▶ [Consignes]
(a) Recopiez à l'identique le passage du fil de discussion sur VNC allant de « La version 0.6 » jusqu'à « bro7 (25 Novembre 2002) ».
(b) D'après le fil de discussion sur VNC, pourquoi Denis Poncelet hésite-t-il à activer l'ouverture de session automatique ? Répondez en une à trois phrases.

▶ [Extrait]

◆ ◆ ◆ ◆ ◆

# MacOSX VNC



## Denis Poncelet (25 Novembre 2002)

J'ai installé VNC pour mac OSX sur mon serveur afin de la controler à distance. J'ai toutefois un petit soucis. Son démarrage se fait par l'ouverture de la cession. Si mon mac s'arrète (coupure de courant), il redémarre automatiquement (ainsi que mon site web) mais pas VNC. Comment le forcer à redémarrer sans devoir aller sur la machine pour introduire le mots de passe de cession ?

Merci d'avance

Denis


----------



## KillerDeMouches (25 Novembre 2002)

La version 0.6 permettait de le faire, mais la version 1.0, qui a bsoin qu'une session soit ouverte, ne peut plus le faire a part si on active l'auto login et que l'on met vnc dans les éléments ouverts au démarage.


----------



## bro7 (25 Novembre 2002)

et en le balançant dans /etc/hostconfig puis startupparamaeter, ça pourrait pas marcher ?


----------



## Denis Poncelet (26 Novembre 2002)

Mais si je me mets en login automatic je supprime la protection du serveur. Choix cornélien !

Je vais essayer de contacter l'auteur. Peut-être aura-t'il une solution pour la prochaine version.

Merci 

Denis


----------

◆ ◆ ◆ ◆ ◆

Relevés des régions d'éléments:
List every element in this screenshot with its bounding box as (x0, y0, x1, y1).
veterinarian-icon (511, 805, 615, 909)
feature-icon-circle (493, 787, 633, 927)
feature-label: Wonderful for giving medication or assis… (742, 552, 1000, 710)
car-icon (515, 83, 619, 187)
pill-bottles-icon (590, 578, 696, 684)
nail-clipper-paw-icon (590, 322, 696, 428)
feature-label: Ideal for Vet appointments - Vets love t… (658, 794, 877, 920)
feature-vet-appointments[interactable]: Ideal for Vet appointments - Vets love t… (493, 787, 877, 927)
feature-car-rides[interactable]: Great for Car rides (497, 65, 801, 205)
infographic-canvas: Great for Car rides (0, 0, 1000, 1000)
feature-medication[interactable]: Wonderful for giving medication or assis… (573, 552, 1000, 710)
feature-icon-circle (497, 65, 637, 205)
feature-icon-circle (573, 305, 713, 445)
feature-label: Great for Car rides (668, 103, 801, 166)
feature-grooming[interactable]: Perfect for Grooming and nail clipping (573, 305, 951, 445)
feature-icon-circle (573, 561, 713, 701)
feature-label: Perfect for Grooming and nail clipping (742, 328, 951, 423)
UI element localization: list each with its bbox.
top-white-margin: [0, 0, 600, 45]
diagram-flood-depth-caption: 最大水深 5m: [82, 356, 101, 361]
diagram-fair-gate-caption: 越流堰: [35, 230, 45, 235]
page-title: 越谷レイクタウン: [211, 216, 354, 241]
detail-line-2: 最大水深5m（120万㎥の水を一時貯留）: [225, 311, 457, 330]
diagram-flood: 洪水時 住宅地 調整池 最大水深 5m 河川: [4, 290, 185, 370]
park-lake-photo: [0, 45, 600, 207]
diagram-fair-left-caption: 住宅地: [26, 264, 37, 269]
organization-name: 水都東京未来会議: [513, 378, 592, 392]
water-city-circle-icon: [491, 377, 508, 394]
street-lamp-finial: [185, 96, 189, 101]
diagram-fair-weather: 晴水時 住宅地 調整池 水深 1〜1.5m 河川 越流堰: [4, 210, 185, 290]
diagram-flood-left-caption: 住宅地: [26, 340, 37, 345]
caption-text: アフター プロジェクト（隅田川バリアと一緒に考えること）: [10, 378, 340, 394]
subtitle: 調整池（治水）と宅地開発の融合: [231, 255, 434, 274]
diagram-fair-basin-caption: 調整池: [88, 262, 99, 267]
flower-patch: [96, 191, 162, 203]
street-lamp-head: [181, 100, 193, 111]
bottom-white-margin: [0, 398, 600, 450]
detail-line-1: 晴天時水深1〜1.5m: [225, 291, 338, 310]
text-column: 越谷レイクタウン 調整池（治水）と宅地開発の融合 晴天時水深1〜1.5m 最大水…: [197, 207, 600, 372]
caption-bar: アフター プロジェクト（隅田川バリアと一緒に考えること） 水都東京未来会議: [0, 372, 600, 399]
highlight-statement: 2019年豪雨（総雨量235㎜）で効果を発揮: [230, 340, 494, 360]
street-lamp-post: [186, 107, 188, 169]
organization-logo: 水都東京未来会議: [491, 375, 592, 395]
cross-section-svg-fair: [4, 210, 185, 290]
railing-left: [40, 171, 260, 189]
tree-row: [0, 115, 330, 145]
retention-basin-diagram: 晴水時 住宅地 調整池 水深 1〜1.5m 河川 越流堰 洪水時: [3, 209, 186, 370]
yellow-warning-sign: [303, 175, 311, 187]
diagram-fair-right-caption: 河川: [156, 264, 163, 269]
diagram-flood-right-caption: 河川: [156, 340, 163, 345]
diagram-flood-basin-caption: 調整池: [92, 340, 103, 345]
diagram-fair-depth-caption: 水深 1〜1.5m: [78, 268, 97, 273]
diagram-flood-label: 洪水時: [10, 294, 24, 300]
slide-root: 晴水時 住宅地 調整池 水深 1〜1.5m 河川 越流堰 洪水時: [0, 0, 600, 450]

◆ ◆ ◆ ◆ ◆

▶ [Réponses par tâche]
(a)
La version 0.6 permettait de le faire, mais la version 1.0, qui a bsoin qu'une session soit ouverte, ne peut plus le faire a part si on active l'auto login et que l'on met vnc dans les éléments ouverts au démarage.


----------



## bro7 (25 Novembre 2002)

(b) Il hésite parce que l'ouverture de session automatique supprimerait la protection de son serveur. C'est pourtant le moyen proposé pour que la version 1.0 de VNC redémarre sans qu'il ait à intervenir sur la machine, d'où son « choix cornélien ».